(Stored items from a collection)
= = = = =

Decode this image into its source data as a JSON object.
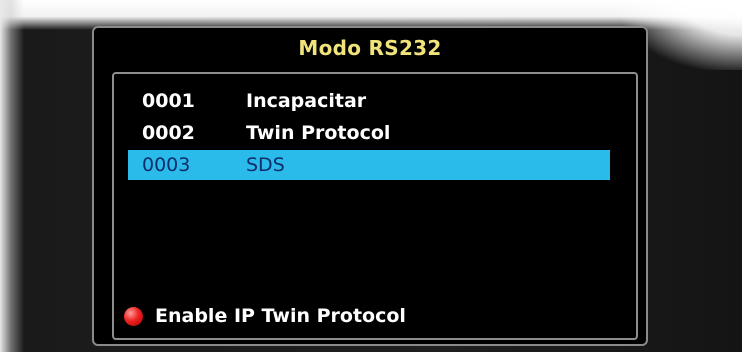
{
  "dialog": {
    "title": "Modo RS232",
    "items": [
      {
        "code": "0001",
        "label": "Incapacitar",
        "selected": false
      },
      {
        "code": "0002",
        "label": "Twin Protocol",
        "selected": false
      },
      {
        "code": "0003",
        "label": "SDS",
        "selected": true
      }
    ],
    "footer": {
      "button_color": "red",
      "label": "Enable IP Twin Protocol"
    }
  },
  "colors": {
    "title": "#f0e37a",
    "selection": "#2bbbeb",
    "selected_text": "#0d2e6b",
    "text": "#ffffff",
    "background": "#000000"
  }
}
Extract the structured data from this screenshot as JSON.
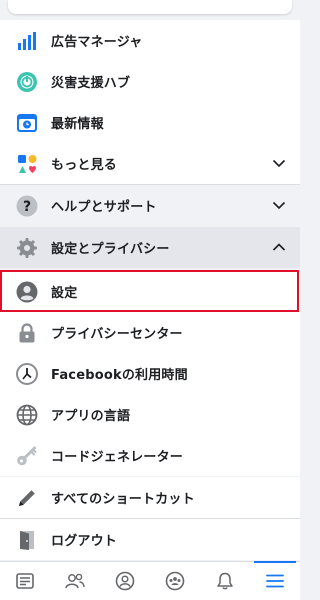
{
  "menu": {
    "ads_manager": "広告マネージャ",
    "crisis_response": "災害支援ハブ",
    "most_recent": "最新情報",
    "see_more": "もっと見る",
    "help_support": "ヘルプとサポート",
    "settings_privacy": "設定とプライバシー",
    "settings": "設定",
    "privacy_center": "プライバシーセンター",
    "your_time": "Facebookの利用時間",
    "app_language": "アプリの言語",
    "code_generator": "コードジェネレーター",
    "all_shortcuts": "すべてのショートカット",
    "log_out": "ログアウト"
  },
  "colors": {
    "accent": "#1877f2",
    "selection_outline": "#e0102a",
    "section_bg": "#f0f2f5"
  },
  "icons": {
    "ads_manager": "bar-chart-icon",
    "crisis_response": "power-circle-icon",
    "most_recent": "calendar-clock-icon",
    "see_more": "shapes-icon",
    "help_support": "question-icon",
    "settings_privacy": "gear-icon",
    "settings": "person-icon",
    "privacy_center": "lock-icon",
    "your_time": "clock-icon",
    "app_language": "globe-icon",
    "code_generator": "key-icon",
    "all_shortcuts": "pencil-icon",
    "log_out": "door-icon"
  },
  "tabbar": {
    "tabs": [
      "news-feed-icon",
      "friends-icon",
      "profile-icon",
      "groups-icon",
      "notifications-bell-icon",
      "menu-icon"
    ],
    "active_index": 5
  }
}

= = = = =

### WRITTEN TASK
Report only the number of lines that hold the string "JSON" in this listing.

### SOLUTION BELOW
2